• _RECORDS TO PROCESS_

╔══

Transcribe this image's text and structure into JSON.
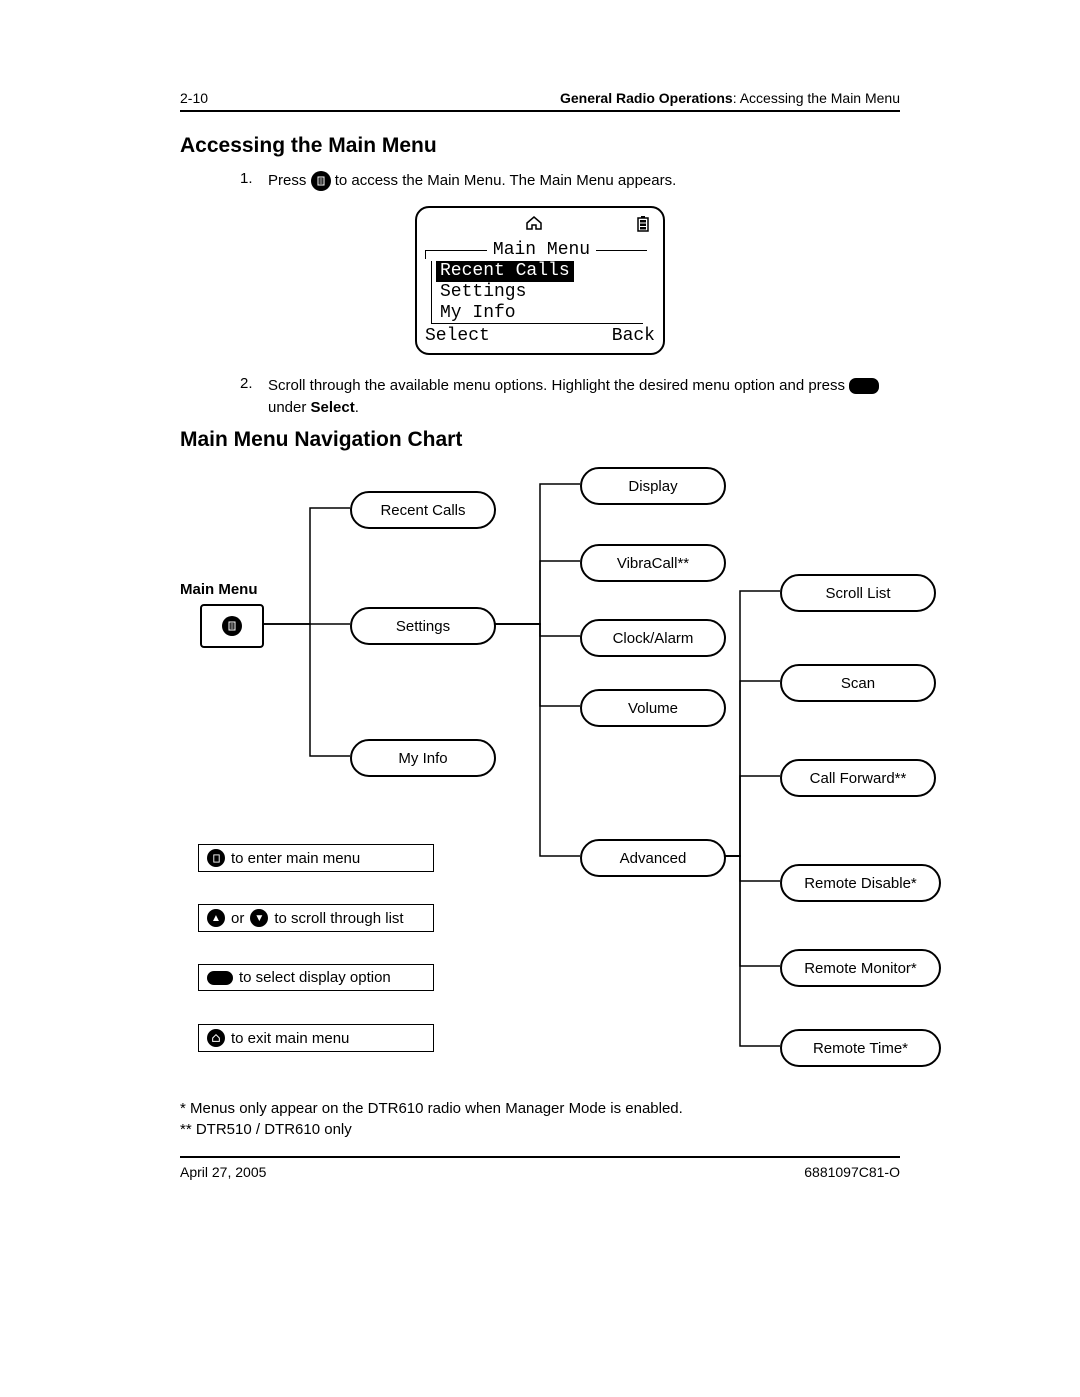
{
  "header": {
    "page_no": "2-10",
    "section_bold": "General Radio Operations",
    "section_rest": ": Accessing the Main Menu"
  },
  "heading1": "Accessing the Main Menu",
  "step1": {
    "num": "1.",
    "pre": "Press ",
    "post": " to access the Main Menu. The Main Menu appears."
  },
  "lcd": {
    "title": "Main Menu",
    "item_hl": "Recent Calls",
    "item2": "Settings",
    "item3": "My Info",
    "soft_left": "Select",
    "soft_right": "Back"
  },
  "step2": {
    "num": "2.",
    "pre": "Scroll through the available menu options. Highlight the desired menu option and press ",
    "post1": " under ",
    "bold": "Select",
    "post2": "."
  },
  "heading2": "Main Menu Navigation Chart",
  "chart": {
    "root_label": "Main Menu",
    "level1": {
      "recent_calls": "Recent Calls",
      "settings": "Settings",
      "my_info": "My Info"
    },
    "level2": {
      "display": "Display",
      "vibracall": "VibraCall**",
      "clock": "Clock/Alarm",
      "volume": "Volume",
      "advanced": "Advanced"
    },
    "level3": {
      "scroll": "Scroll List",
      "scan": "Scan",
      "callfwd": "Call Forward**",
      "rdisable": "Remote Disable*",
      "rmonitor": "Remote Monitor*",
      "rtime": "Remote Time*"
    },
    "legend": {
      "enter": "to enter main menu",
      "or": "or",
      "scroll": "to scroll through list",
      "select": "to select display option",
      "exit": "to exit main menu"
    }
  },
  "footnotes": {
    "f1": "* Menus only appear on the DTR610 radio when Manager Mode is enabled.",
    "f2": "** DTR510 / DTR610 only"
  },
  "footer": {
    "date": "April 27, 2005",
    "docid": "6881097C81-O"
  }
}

╚══

• _WHAT IS ASKED_
Reproduce each line of the records exactly, and omit every picture.

• _OUTPUT_
Transcribe this image's text and structure into JSON.
{
  "header": {
    "page_no": "2-10",
    "section_bold": "General Radio Operations",
    "section_rest": ": Accessing the Main Menu"
  },
  "heading1": "Accessing the Main Menu",
  "step1": {
    "num": "1.",
    "pre": "Press ",
    "post": " to access the Main Menu. The Main Menu appears."
  },
  "lcd": {
    "title": "Main Menu",
    "item_hl": "Recent Calls",
    "item2": "Settings",
    "item3": "My Info",
    "soft_left": "Select",
    "soft_right": "Back"
  },
  "step2": {
    "num": "2.",
    "pre": "Scroll through the available menu options. Highlight the desired menu option and press ",
    "post1": " under ",
    "bold": "Select",
    "post2": "."
  },
  "heading2": "Main Menu Navigation Chart",
  "chart": {
    "root_label": "Main Menu",
    "level1": {
      "recent_calls": "Recent Calls",
      "settings": "Settings",
      "my_info": "My Info"
    },
    "level2": {
      "display": "Display",
      "vibracall": "VibraCall**",
      "clock": "Clock/Alarm",
      "volume": "Volume",
      "advanced": "Advanced"
    },
    "level3": {
      "scroll": "Scroll List",
      "scan": "Scan",
      "callfwd": "Call Forward**",
      "rdisable": "Remote Disable*",
      "rmonitor": "Remote Monitor*",
      "rtime": "Remote Time*"
    },
    "legend": {
      "enter": "to enter main menu",
      "or": "or",
      "scroll": "to scroll through list",
      "select": "to select display option",
      "exit": "to exit main menu"
    }
  },
  "footnotes": {
    "f1": "* Menus only appear on the DTR610 radio when Manager Mode is enabled.",
    "f2": "** DTR510 / DTR610 only"
  },
  "footer": {
    "date": "April 27, 2005",
    "docid": "6881097C81-O"
  }
}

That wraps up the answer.